- SET PROBLEM -
Copy all entries without alteration and skip the pictures they hold.

[Records from a collection]
## BEGIN
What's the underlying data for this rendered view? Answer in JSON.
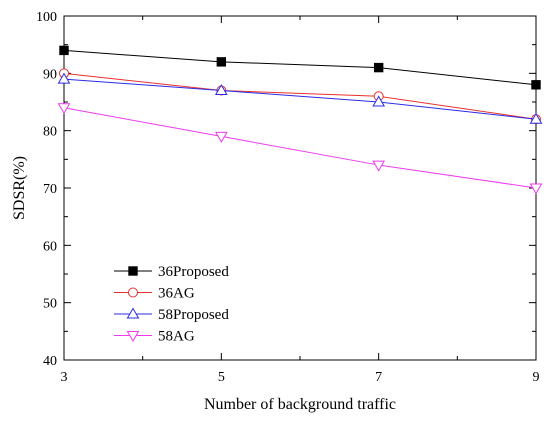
{
  "chart_data": {
    "type": "line",
    "title": "",
    "xlabel": "Number of background traffic",
    "ylabel": "SDSR(%)",
    "x": [
      3,
      5,
      7,
      9
    ],
    "xlim": [
      3,
      9
    ],
    "ylim": [
      40,
      100
    ],
    "x_ticks": [
      3,
      5,
      7,
      9
    ],
    "x_minor_ticks": [
      4,
      6,
      8
    ],
    "y_ticks": [
      40,
      50,
      60,
      70,
      80,
      90,
      100
    ],
    "grid": false,
    "legend_position": "bottom-left",
    "series": [
      {
        "name": "36Proposed",
        "values": [
          94,
          92,
          91,
          88
        ],
        "color": "#000000",
        "marker": "square-filled"
      },
      {
        "name": "36AG",
        "values": [
          90,
          87,
          86,
          82
        ],
        "color": "#e8312b",
        "marker": "circle-open"
      },
      {
        "name": "58Proposed",
        "values": [
          89,
          87,
          85,
          82
        ],
        "color": "#2b2be8",
        "marker": "triangle-up-open"
      },
      {
        "name": "58AG",
        "values": [
          84,
          79,
          74,
          70
        ],
        "color": "#ee3aee",
        "marker": "triangle-down-open"
      }
    ]
  }
}
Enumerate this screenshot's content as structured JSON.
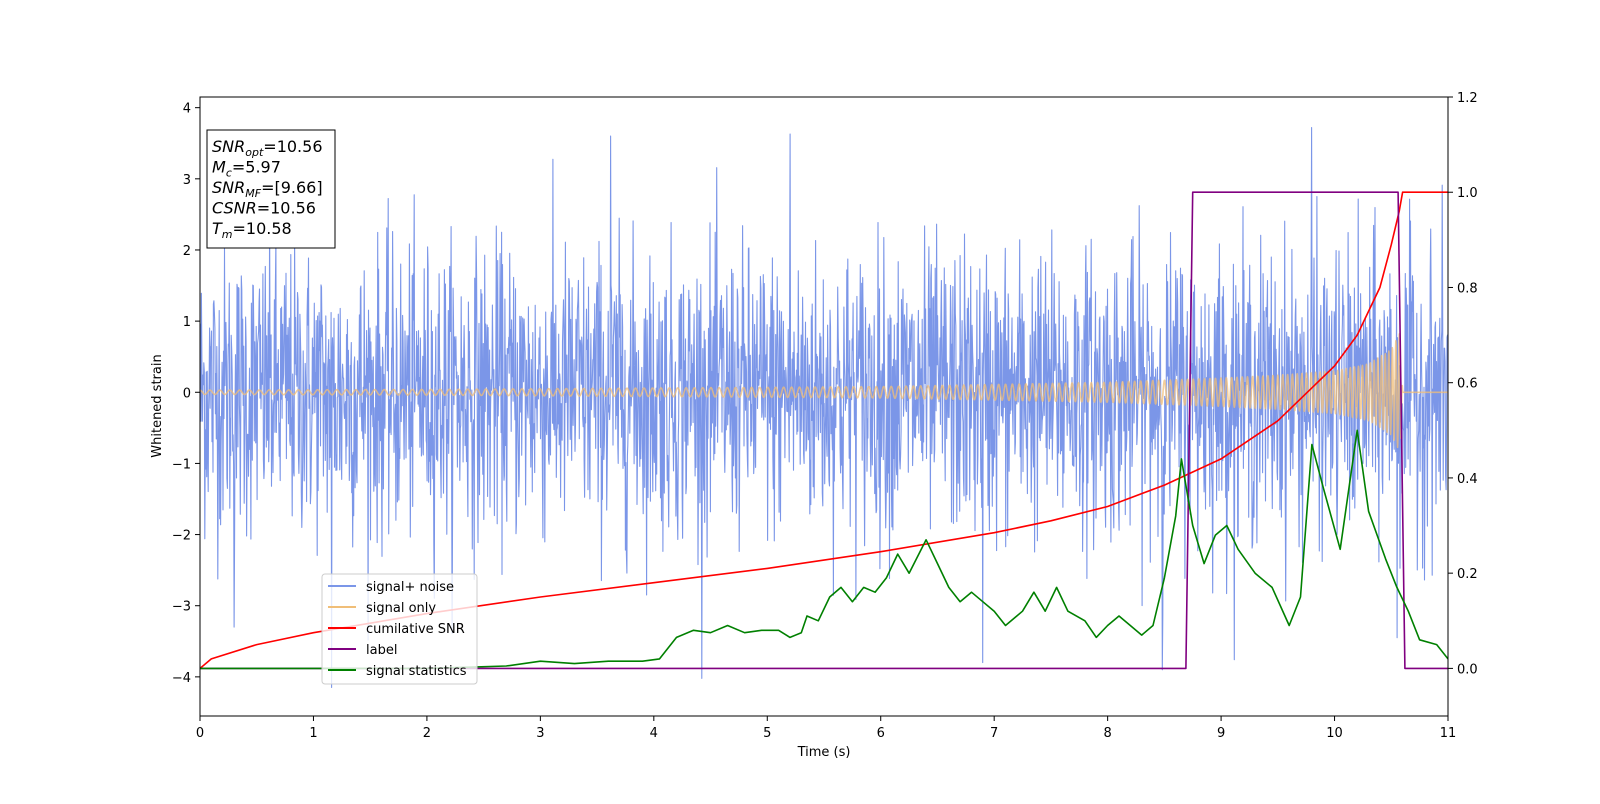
## END
- FINISHED ANSWER -
What's the underlying data for this rendered view? Answer in JSON.
{
  "chart_data": {
    "type": "line",
    "title": "",
    "xlabel": "Number of background traffic",
    "ylabel": "SDSR(%)",
    "x": [
      3,
      5,
      7,
      9
    ],
    "xlim": [
      3,
      9
    ],
    "ylim": [
      40,
      100
    ],
    "x_ticks": [
      3,
      5,
      7,
      9
    ],
    "x_minor_ticks": [
      4,
      6,
      8
    ],
    "y_ticks": [
      40,
      50,
      60,
      70,
      80,
      90,
      100
    ],
    "grid": false,
    "legend_position": "bottom-left",
    "series": [
      {
        "name": "36Proposed",
        "values": [
          94,
          92,
          91,
          88
        ],
        "color": "#000000",
        "marker": "square-filled"
      },
      {
        "name": "36AG",
        "values": [
          90,
          87,
          86,
          82
        ],
        "color": "#e8312b",
        "marker": "circle-open"
      },
      {
        "name": "58Proposed",
        "values": [
          89,
          87,
          85,
          82
        ],
        "color": "#2b2be8",
        "marker": "triangle-up-open"
      },
      {
        "name": "58AG",
        "values": [
          84,
          79,
          74,
          70
        ],
        "color": "#ee3aee",
        "marker": "triangle-down-open"
      }
    ]
  }
}
Enumerate this screenshot's content as structured JSON.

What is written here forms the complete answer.